Task input start
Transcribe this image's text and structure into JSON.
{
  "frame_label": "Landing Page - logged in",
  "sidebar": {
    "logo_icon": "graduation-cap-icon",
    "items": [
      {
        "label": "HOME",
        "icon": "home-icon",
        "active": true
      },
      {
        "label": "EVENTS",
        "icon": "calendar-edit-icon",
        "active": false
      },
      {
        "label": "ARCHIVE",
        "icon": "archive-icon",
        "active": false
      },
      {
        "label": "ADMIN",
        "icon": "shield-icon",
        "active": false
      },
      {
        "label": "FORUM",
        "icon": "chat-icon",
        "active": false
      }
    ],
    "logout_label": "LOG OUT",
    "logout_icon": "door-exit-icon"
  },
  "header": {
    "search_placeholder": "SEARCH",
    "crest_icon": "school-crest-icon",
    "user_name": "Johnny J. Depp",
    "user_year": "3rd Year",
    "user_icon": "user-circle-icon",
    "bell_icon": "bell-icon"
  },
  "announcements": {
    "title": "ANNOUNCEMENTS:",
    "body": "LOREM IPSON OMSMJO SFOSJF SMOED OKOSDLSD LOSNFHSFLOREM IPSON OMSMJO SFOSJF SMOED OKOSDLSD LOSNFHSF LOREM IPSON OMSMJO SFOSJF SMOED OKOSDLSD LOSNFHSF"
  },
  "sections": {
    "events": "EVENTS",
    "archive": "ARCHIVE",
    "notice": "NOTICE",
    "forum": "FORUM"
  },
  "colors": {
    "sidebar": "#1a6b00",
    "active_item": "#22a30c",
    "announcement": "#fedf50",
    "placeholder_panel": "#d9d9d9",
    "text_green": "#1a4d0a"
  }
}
Task input end
## Task goal
Filter the records above for lines containing the word "icon", and copy those lines.

## Reply to the exercise
    "logo_icon": "graduation-cap-icon",
        "icon": "home-icon",
        "icon": "calendar-edit-icon",
        "icon": "archive-icon",
        "icon": "shield-icon",
        "icon": "chat-icon",
    "logout_icon": "door-exit-icon"
    "crest_icon": "school-crest-icon",
    "user_icon": "user-circle-icon",
    "bell_icon": "bell-icon"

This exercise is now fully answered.